* Exercise requirements
Please list the username of every person who posted in the thread on inspecting ammo.
--- Start of Selected excerpt ---
# Inspect that ammo



## rex (Jan 27, 2012)

I'm mentioning this again for new members to be aware of.

Last year I mentioned 2 cases where people had a failure to extract. In both cases the case had no rim at all and was missed throughout the whole process and the individuals never realized it loading their mags. I believe on was Winchester but really can't recall now.

There's no picture at the moment but another just popped up from Tulammo. The post is at 1911Forum in the ammo section. This is only the 3rd case I've heard of in years but considering manufacturers running full bore for demand, keep your eyes open guys and look at every round. When I open a box I always run my finger over them to feel for a high or low primer anyway before I pull them out.


----------



## berettatoter (Sep 1, 2011)

No rim? Damn, never seen that before. It must have totally missed that step in the manufacturing process.


----------



## rustygun (Apr 8, 2013)

I had a Winchester white box .45 acp round that had a huge burr on the end of the case. Took pics, sent it to Winchester, they had me send the round to them (free shipping). They sent me a check for $20.00.


----------



## DJ Niner (Oct 3, 2006)

I resurrected a thread from 2011 on this subject, and re-hosted all the broken photo links. That thread has photos of several different types of defective factory ammo, including a .45 ACP case with no rim. These photos are a real eye-opener for many folks, especially new shooters who haven't seen/fired very much ammo so far.

Thread can be found here:
http://www.handgunforum.net/home-de...factory-ammunition-check-your-ammo-folks.html

I'll repeat what Rex said, above, as it bears repeating: Inspect Your Ammo!


----------
--- End of Selected excerpt ---
--- Start of Excerpted records ---
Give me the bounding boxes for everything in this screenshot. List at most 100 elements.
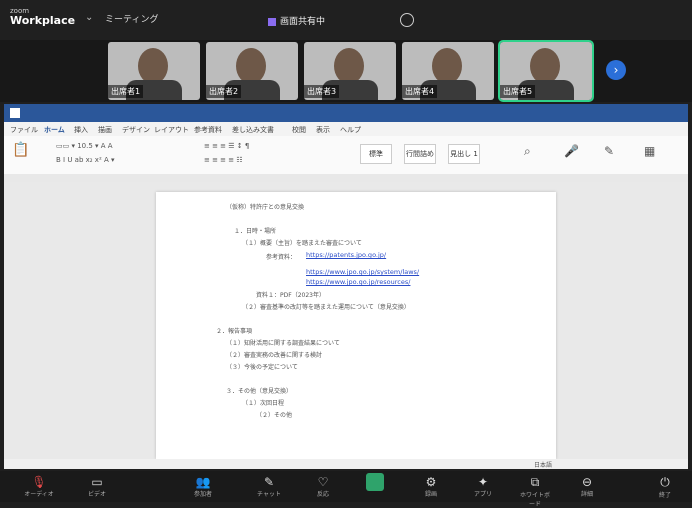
doc-line: （２）審査実務の改善に関する検討 xyxy=(226,352,323,359)
meeting-toolbar: 🎙 オーディオ ▭ ビデオ 👥 参加者 ✎ チャット ♡ 反応 ⚙ 録画 ✦ アプリ ⧉ ホワイ… xyxy=(0,471,692,508)
record-button[interactable]: ⚙ 録画 xyxy=(416,475,446,498)
share-screen-button[interactable] xyxy=(366,473,384,491)
participant-tile[interactable]: 出席者2 xyxy=(206,42,298,100)
chevron-down-icon[interactable]: ⌄ xyxy=(85,12,93,23)
participant-video xyxy=(236,48,266,84)
whiteboard-icon: ⧉ xyxy=(530,475,540,489)
addins-icon[interactable]: ▦ xyxy=(644,144,655,158)
style-normal[interactable]: 標準 xyxy=(360,144,392,164)
participant-gallery: 出席者1 出席者2 出席者3 出席者4 出席者5 › xyxy=(0,40,692,102)
toolbar-label: ホワイトボード xyxy=(520,492,551,508)
align-controls[interactable]: ≡ ≡ ≡ ≡ ☷ xyxy=(204,156,243,164)
reactions-button[interactable]: ♡ 反応 xyxy=(308,475,338,498)
doc-line: １．日時・場所 xyxy=(234,228,277,235)
document-page[interactable]: （仮称）特許庁との意見交換 １．日時・場所 （１）概要（主旨）を踏まえた審査につ… xyxy=(156,192,556,459)
doc-line: 資料１：PDF（2023年） xyxy=(256,292,325,299)
sharing-label: 画面共有中 xyxy=(280,17,326,27)
doc-line: （２）その他 xyxy=(256,412,293,419)
menu-file[interactable]: ファイル xyxy=(10,125,38,135)
apps-icon: ✦ xyxy=(477,475,489,489)
style-no-spacing[interactable]: 行間詰め xyxy=(404,144,436,164)
next-page-button[interactable]: › xyxy=(606,60,626,80)
stop-share-icon[interactable] xyxy=(400,13,414,27)
doc-line: （仮称）特許庁との意見交換 xyxy=(226,204,304,211)
ribbon-tabs: ファイル ホーム 挿入 描画 デザイン レイアウト 参考資料 差し込み文書 校閲… xyxy=(4,122,688,136)
participant-tile[interactable]: 出席者3 xyxy=(304,42,396,100)
participants-button[interactable]: 👥 参加者 xyxy=(188,475,218,498)
app-logo: zoom Workplace xyxy=(10,6,75,26)
doc-line: ２．報告事項 xyxy=(216,328,253,335)
participant-name: 出席者1 xyxy=(108,85,144,98)
sharing-icon xyxy=(268,17,276,26)
shared-word-window: ファイル ホーム 挿入 描画 デザイン レイアウト 参考資料 差し込み文書 校閲… xyxy=(4,104,688,469)
menu-references[interactable]: 参考資料 xyxy=(194,125,222,135)
doc-line: （１）概要（主旨）を踏まえた審査について xyxy=(242,240,362,247)
participant-video xyxy=(334,48,364,84)
audio-button[interactable]: 🎙 オーディオ xyxy=(24,475,54,498)
participant-video xyxy=(530,48,560,84)
more-icon: ⊖ xyxy=(581,475,593,489)
chat-icon: ✎ xyxy=(263,475,275,489)
reactions-icon: ♡ xyxy=(317,475,329,489)
sharing-indicator[interactable]: 画面共有中 xyxy=(268,14,325,27)
editor-icon[interactable]: ✎ xyxy=(604,144,614,158)
participant-video xyxy=(432,48,462,84)
chat-button[interactable]: ✎ チャット xyxy=(254,475,284,498)
doc-link[interactable]: https://www.jpo.go.jp/system/laws/ xyxy=(306,268,419,276)
whiteboard-button[interactable]: ⧉ ホワイトボード xyxy=(520,475,550,508)
toolbar-label: 反応 xyxy=(316,491,329,498)
more-button[interactable]: ⊖ 詳細 xyxy=(572,475,602,498)
apps-button[interactable]: ✦ アプリ xyxy=(468,475,498,498)
participant-tile[interactable]: 出席者1 xyxy=(108,42,200,100)
menu-design[interactable]: デザイン xyxy=(122,125,150,135)
menu-draw[interactable]: 描画 xyxy=(98,125,112,135)
video-icon: ▭ xyxy=(91,475,103,489)
doc-line: （２）審査基準の改訂等を踏まえた運用について（意見交換） xyxy=(242,304,410,311)
participant-tile-active[interactable]: 出席者5 xyxy=(498,40,594,102)
doc-line: 参考資料： xyxy=(266,254,297,261)
ribbon: 📋 ▭▭ ▾ 10.5 ▾ A A B I U ab x₂ x² A ▾ ≡ ≡… xyxy=(4,136,688,175)
menu-insert[interactable]: 挿入 xyxy=(74,125,88,135)
find-icon[interactable]: ⌕ xyxy=(524,144,531,159)
menu-view[interactable]: 表示 xyxy=(316,125,330,135)
toolbar-label: チャット xyxy=(257,491,281,498)
status-language: 日本語 xyxy=(534,462,553,469)
meeting-tab[interactable]: ミーティング xyxy=(105,12,158,25)
end-icon: ⏻ xyxy=(660,475,670,489)
participant-name: 出席者3 xyxy=(304,85,340,98)
menu-home[interactable]: ホーム xyxy=(44,125,65,135)
toolbar-label: オーディオ xyxy=(24,491,54,498)
style-heading-1[interactable]: 見出し 1 xyxy=(448,144,480,164)
menu-layout[interactable]: レイアウト xyxy=(154,125,189,135)
document-canvas: （仮称）特許庁との意見交換 １．日時・場所 （１）概要（主旨）を踏まえた審査につ… xyxy=(4,182,688,459)
format-controls[interactable]: B I U ab x₂ x² A ▾ xyxy=(56,156,115,164)
word-icon xyxy=(10,108,20,118)
participant-tile[interactable]: 出席者4 xyxy=(402,42,494,100)
doc-line: ３．その他（意見交換） xyxy=(226,388,293,395)
font-controls[interactable]: ▭▭ ▾ 10.5 ▾ A A xyxy=(56,142,113,150)
toolbar-label: 終了 xyxy=(658,492,671,499)
ruler xyxy=(4,174,688,182)
paragraph-controls[interactable]: ≡ ≡ ≡ ☰ ↕ ¶ xyxy=(204,142,249,150)
menu-help[interactable]: ヘルプ xyxy=(340,125,361,135)
title-bar: zoom Workplace ⌄ ミーティング 画面共有中 xyxy=(0,0,692,40)
toolbar-label: 参加者 xyxy=(193,491,212,498)
doc-link[interactable]: https://patents.jpo.go.jp/ xyxy=(306,251,386,259)
dictate-icon[interactable]: 🎤 xyxy=(564,144,579,158)
toolbar-label: アプリ xyxy=(473,491,492,498)
toolbar-label: ビデオ xyxy=(87,491,106,498)
paste-icon[interactable]: 📋 xyxy=(12,142,29,158)
word-title-bar xyxy=(4,104,688,122)
mic-muted-icon: 🎙 xyxy=(31,475,47,489)
end-button[interactable]: ⏻ 終了 xyxy=(650,475,680,499)
menu-mailings[interactable]: 差し込み文書 xyxy=(232,125,274,135)
record-icon: ⚙ xyxy=(425,475,437,489)
doc-link[interactable]: https://www.jpo.go.jp/resources/ xyxy=(306,278,410,286)
participant-name: 出席者2 xyxy=(206,85,242,98)
toolbar-label: 詳細 xyxy=(580,491,593,498)
status-bar: 日本語 xyxy=(4,459,688,469)
participant-name: 出席者5 xyxy=(500,85,536,98)
doc-line: （１）次回日程 xyxy=(242,400,285,407)
menu-review[interactable]: 校閲 xyxy=(292,125,306,135)
video-button[interactable]: ▭ ビデオ xyxy=(82,475,112,498)
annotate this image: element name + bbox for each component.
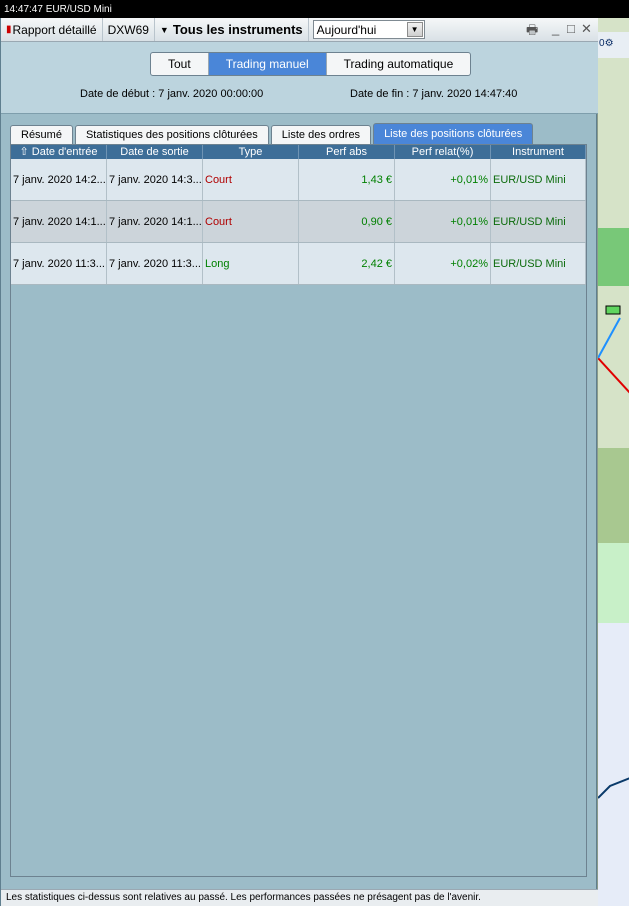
--- End of Excerpted records ---
* Response to this task
rex, berettatoter, rustygun, DJ Niner